● **条目**:
========================================================================
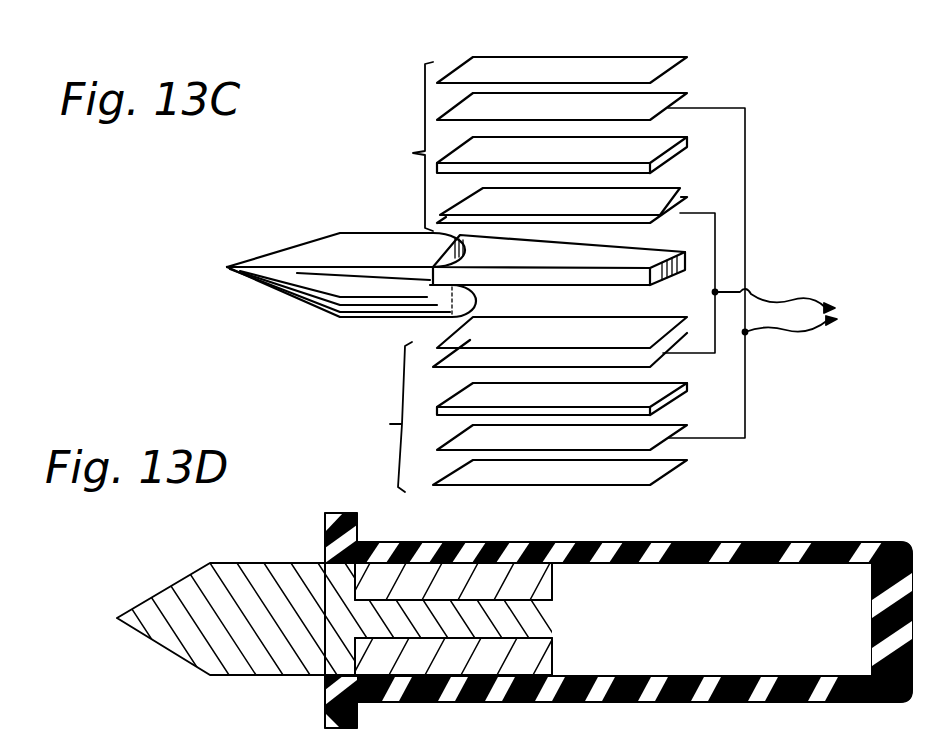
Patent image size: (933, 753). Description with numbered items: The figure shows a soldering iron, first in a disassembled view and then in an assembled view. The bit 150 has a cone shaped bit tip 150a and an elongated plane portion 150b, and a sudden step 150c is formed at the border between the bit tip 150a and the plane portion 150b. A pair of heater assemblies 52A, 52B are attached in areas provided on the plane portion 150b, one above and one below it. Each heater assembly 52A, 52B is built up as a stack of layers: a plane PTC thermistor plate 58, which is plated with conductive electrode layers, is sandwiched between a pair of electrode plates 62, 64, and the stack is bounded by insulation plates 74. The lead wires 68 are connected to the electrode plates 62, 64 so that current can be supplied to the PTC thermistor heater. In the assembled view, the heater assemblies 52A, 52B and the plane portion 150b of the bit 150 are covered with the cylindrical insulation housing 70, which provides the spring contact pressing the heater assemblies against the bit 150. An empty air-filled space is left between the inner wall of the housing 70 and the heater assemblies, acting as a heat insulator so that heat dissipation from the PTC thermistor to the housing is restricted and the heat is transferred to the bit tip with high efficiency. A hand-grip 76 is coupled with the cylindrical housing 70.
========================================================================
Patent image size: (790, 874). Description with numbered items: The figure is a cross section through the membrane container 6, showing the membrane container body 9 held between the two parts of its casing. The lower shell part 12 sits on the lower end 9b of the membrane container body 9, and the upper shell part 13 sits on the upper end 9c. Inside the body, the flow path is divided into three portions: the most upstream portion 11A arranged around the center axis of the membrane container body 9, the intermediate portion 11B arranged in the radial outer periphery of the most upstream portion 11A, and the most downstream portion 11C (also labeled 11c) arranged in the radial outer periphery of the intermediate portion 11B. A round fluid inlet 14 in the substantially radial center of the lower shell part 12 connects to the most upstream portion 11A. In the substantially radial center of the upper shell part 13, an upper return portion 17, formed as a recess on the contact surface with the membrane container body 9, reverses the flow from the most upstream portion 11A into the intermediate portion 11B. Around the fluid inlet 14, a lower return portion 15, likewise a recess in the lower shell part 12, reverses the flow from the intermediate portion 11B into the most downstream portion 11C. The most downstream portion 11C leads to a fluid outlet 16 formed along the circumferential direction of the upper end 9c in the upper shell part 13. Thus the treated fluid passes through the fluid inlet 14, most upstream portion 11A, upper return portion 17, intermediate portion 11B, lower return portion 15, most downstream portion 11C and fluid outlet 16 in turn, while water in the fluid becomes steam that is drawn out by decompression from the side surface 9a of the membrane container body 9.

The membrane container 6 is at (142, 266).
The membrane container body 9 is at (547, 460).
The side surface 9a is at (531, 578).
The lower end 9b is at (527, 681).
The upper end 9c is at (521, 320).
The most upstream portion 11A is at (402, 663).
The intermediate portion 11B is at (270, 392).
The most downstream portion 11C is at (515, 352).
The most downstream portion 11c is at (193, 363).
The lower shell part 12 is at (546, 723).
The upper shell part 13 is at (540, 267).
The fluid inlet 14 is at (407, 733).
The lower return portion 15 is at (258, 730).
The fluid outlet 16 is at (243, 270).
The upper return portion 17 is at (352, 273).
========================================================================
● **任务**: 从含有“Patent image size: (790, 874).”的那一行起，到含有“The side surface 9a is at (531, 578).”的那一行止，逐字抄出这些行，首尾两行都算在内。

● **本题答案**:
Patent image size: (790, 874). Description with numbered items: The figure is a cross section through the membrane container 6, showing the membrane container body 9 held between the two parts of its casing. The lower shell part 12 sits on the lower end 9b of the membrane container body 9, and the upper shell part 13 sits on the upper end 9c. Inside the body, the flow path is divided into three portions: the most upstream portion 11A arranged around the center axis of the membrane container body 9, the intermediate portion 11B arranged in the radial outer periphery of the most upstream portion 11A, and the most downstream portion 11C (also labeled 11c) arranged in the radial outer periphery of the intermediate portion 11B. A round fluid inlet 14 in the substantially radial center of the lower shell part 12 connects to the most upstream portion 11A. In the substantially radial center of the upper shell part 13, an upper return portion 17, formed as a recess on the contact surface with the membrane container body 9, reverses the flow from the most upstream portion 11A into the intermediate portion 11B. Around the fluid inlet 14, a lower return portion 15, likewise a recess in the lower shell part 12, reverses the flow from the intermediate portion 11B into the most downstream portion 11C. The most downstream portion 11C leads to a fluid outlet 16 formed along the circumferential direction of the upper end 9c in the upper shell part 13. Thus the treated fluid passes through the fluid inlet 14, most upstream portion 11A, upper return portion 17, intermediate portion 11B, lower return portion 15, most downstream portion 11C and fluid outlet 16 in turn, while water in the fluid becomes steam that is drawn out by decompression from the side surface 9a of the membrane container body 9.

The membrane container 6 is at (142, 266).
The membrane container body 9 is at (547, 460).
The side surface 9a is at (531, 578).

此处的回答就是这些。